** BEGIN **

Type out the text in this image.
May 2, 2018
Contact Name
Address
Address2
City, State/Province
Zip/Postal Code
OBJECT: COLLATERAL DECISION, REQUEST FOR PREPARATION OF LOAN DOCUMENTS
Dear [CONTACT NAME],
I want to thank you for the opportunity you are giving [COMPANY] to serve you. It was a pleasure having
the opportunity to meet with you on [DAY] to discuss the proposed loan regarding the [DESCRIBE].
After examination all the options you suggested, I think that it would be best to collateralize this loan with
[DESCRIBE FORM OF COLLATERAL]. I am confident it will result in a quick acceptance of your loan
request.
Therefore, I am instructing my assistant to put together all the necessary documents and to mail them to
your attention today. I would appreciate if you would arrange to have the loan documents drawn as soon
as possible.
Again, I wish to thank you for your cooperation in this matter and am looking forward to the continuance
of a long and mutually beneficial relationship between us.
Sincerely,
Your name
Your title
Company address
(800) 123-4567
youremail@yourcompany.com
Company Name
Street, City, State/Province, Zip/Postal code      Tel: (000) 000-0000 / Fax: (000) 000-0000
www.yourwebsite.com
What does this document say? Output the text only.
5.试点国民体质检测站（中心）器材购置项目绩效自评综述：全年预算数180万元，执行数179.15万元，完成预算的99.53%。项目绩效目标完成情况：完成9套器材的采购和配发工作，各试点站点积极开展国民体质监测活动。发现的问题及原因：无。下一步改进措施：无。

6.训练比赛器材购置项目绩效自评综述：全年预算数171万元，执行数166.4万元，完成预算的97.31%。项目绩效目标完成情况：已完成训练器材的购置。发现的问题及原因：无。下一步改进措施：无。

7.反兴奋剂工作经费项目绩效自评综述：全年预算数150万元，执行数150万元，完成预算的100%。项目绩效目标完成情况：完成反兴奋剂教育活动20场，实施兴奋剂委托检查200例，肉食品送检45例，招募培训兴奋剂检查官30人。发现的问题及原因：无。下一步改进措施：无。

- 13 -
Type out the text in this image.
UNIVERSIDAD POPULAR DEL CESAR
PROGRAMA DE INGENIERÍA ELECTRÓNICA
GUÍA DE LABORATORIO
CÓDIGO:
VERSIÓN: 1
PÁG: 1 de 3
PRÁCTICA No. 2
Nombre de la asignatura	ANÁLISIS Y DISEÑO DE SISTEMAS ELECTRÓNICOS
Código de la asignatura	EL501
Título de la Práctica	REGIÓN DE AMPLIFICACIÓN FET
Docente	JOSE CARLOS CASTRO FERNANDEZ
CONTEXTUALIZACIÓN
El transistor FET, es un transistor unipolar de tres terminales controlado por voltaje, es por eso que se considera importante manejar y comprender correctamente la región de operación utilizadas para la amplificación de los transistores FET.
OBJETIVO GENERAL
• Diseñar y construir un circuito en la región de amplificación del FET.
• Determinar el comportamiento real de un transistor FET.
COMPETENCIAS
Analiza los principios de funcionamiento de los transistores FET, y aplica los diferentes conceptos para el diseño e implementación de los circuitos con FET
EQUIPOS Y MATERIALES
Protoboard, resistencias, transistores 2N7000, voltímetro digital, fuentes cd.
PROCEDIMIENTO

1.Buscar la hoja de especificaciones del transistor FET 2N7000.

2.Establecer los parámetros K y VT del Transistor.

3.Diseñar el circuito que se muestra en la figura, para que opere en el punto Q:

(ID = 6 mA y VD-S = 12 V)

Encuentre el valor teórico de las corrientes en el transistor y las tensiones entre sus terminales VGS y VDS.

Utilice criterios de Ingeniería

** END **

| WHAT IS EXPECTED |
Check each line of the material above for "thank" and say how many lines contain it, giving the number alone.

| REPLY |
2